▶ _AIM_
Return verbatim the lines of the listing below, starting with the line that contains "Patent image size: (758, 973)." and ending with the line that contains "The bead of adhesive 46 is at (167, 236).", both included.

:::::

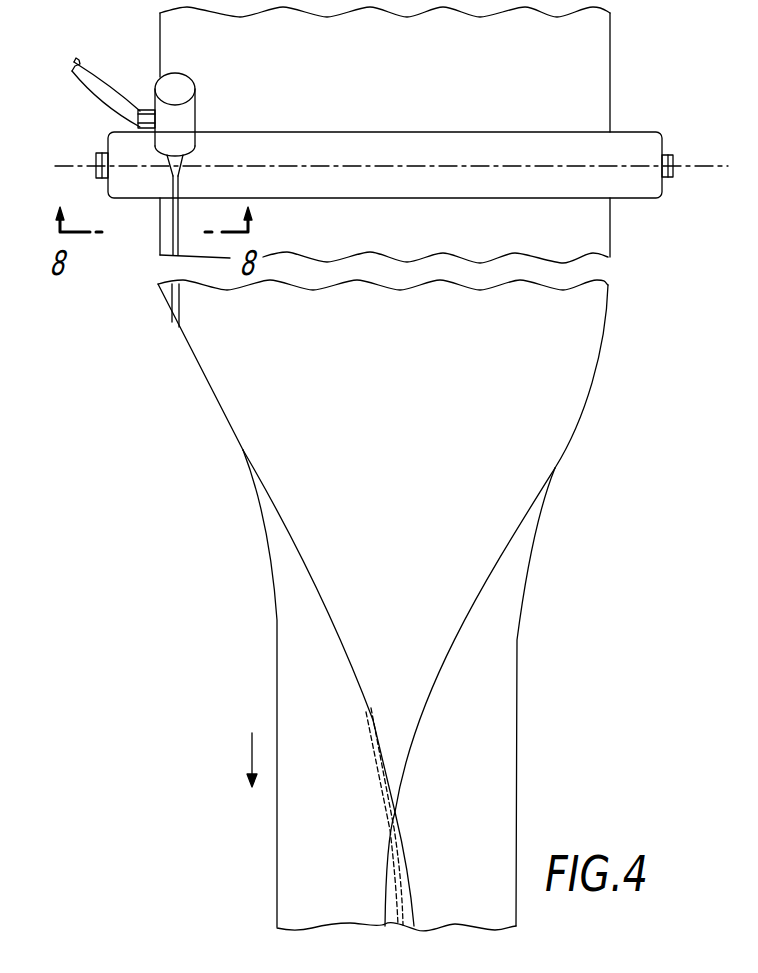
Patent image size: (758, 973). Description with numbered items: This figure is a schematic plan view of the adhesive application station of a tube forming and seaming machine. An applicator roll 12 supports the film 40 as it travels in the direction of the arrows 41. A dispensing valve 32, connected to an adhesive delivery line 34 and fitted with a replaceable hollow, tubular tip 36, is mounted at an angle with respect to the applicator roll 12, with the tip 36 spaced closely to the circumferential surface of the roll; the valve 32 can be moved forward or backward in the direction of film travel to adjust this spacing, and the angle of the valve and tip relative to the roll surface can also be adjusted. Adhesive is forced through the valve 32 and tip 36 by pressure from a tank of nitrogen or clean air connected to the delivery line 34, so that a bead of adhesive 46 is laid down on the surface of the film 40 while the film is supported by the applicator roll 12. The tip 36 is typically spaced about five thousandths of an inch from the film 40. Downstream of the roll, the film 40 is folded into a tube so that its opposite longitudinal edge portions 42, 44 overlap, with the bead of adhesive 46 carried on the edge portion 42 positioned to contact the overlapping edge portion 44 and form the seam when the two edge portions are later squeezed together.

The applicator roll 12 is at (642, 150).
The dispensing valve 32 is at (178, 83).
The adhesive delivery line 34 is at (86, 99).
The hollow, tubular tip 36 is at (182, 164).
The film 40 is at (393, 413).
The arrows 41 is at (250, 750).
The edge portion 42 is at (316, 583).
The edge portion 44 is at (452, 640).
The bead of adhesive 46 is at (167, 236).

:::::

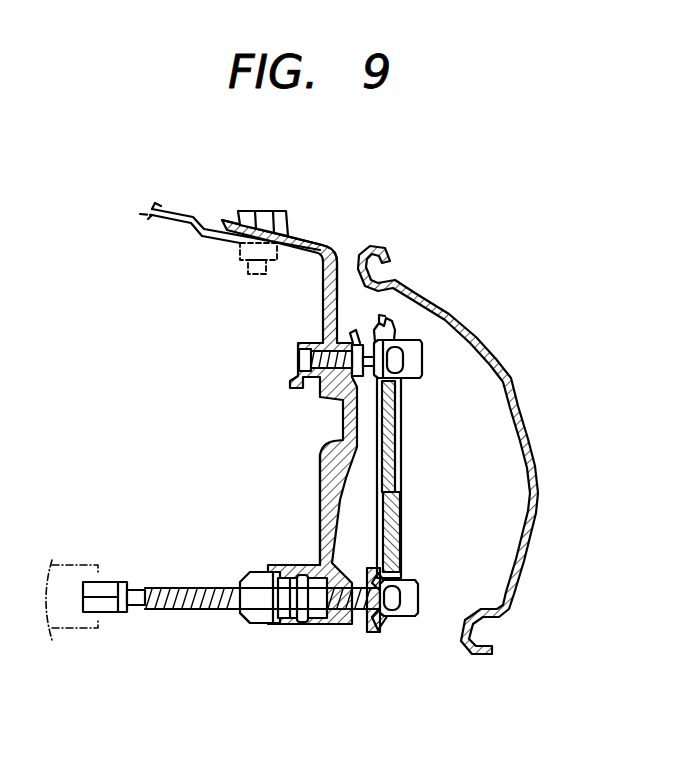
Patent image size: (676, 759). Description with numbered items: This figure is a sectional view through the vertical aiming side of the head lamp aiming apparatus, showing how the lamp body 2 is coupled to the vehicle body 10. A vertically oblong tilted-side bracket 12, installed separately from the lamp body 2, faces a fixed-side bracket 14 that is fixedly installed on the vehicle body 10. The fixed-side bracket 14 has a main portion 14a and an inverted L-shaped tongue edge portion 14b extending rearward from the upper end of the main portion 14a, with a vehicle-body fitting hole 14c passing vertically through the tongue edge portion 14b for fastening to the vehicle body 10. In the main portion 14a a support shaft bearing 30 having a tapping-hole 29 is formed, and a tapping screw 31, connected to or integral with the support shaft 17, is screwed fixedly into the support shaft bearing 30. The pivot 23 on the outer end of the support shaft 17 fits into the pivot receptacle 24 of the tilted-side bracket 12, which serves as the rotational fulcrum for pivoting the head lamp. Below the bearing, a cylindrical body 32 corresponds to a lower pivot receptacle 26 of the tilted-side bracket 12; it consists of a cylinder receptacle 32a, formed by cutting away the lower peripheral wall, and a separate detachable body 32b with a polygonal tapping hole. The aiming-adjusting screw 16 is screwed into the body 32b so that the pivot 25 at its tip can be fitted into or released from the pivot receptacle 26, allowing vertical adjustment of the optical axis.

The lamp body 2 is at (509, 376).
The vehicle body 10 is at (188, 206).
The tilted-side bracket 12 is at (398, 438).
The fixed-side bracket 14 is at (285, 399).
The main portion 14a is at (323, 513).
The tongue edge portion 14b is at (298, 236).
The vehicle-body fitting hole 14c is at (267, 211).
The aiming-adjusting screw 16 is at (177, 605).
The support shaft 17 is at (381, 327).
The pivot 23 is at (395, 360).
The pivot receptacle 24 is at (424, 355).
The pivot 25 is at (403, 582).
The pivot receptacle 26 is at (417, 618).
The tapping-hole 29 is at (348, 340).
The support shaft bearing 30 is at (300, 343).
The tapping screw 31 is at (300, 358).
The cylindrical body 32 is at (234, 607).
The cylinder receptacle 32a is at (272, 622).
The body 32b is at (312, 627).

:::::

▶ _COMPLETED EXERCISE_
Patent image size: (758, 973). Description with numbered items: This figure is a schematic plan view of the adhesive application station of a tube forming and seaming machine. An applicator roll 12 supports the film 40 as it travels in the direction of the arrows 41. A dispensing valve 32, connected to an adhesive delivery line 34 and fitted with a replaceable hollow, tubular tip 36, is mounted at an angle with respect to the applicator roll 12, with the tip 36 spaced closely to the circumferential surface of the roll; the valve 32 can be moved forward or backward in the direction of film travel to adjust this spacing, and the angle of the valve and tip relative to the roll surface can also be adjusted. Adhesive is forced through the valve 32 and tip 36 by pressure from a tank of nitrogen or clean air connected to the delivery line 34, so that a bead of adhesive 46 is laid down on the surface of the film 40 while the film is supported by the applicator roll 12. The tip 36 is typically spaced about five thousandths of an inch from the film 40. Downstream of the roll, the film 40 is folded into a tube so that its opposite longitudinal edge portions 42, 44 overlap, with the bead of adhesive 46 carried on the edge portion 42 positioned to contact the overlapping edge portion 44 and form the seam when the two edge portions are later squeezed together.

The applicator roll 12 is at (642, 150).
The dispensing valve 32 is at (178, 83).
The adhesive delivery line 34 is at (86, 99).
The hollow, tubular tip 36 is at (182, 164).
The film 40 is at (393, 413).
The arrows 41 is at (250, 750).
The edge portion 42 is at (316, 583).
The edge portion 44 is at (452, 640).
The bead of adhesive 46 is at (167, 236).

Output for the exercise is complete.